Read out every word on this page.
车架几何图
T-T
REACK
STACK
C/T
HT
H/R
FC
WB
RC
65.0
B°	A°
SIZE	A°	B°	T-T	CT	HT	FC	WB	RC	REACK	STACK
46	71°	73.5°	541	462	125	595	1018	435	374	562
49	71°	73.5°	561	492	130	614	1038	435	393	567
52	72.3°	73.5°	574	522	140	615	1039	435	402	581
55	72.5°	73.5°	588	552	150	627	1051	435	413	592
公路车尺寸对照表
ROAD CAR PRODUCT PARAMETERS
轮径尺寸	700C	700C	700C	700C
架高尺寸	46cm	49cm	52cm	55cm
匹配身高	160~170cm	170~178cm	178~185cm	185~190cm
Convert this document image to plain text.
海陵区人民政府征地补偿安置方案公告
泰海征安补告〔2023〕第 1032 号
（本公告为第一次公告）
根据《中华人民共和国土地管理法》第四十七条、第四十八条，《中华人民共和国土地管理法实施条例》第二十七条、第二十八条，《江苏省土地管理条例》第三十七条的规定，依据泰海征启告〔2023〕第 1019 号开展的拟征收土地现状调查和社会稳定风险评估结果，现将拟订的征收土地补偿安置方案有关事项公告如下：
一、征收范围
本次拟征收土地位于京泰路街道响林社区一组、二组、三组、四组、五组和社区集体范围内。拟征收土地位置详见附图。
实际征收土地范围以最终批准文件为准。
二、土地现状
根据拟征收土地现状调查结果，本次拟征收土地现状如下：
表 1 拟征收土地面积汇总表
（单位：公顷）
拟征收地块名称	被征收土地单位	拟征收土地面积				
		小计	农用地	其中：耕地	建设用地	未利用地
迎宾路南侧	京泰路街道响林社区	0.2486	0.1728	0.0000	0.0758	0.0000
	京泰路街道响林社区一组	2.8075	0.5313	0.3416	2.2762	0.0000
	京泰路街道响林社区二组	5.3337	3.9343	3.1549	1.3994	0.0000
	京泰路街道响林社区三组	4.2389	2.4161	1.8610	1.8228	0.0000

## Problem description
Repeat the data precisely, line by line.

## Right answer
Read out every word on this page.
车架几何图
T-T
REACK
STACK
C/T
HT
H/R
FC
WB
RC
65.0
B°	A°
SIZE	A°	B°	T-T	CT	HT	FC	WB	RC	REACK	STACK
46	71°	73.5°	541	462	125	595	1018	435	374	562
49	71°	73.5°	561	492	130	614	1038	435	393	567
52	72.3°	73.5°	574	522	140	615	1039	435	402	581
55	72.5°	73.5°	588	552	150	627	1051	435	413	592
公路车尺寸对照表
ROAD CAR PRODUCT PARAMETERS
轮径尺寸	700C	700C	700C	700C
架高尺寸	46cm	49cm	52cm	55cm
匹配身高	160~170cm	170~178cm	178~185cm	185~190cm
Convert this document image to plain text.
海陵区人民政府征地补偿安置方案公告
泰海征安补告〔2023〕第 1032 号
（本公告为第一次公告）
根据《中华人民共和国土地管理法》第四十七条、第四十八条，《中华人民共和国土地管理法实施条例》第二十七条、第二十八条，《江苏省土地管理条例》第三十七条的规定，依据泰海征启告〔2023〕第 1019 号开展的拟征收土地现状调查和社会稳定风险评估结果，现将拟订的征收土地补偿安置方案有关事项公告如下：
一、征收范围
本次拟征收土地位于京泰路街道响林社区一组、二组、三组、四组、五组和社区集体范围内。拟征收土地位置详见附图。
实际征收土地范围以最终批准文件为准。
二、土地现状
根据拟征收土地现状调查结果，本次拟征收土地现状如下：
表 1 拟征收土地面积汇总表
（单位：公顷）
拟征收地块名称	被征收土地单位	拟征收土地面积				
		小计	农用地	其中：耕地	建设用地	未利用地
迎宾路南侧	京泰路街道响林社区	0.2486	0.1728	0.0000	0.0758	0.0000
	京泰路街道响林社区一组	2.8075	0.5313	0.3416	2.2762	0.0000
	京泰路街道响林社区二组	5.3337	3.9343	3.1549	1.3994	0.0000
	京泰路街道响林社区三组	4.2389	2.4161	1.8610	1.8228	0.0000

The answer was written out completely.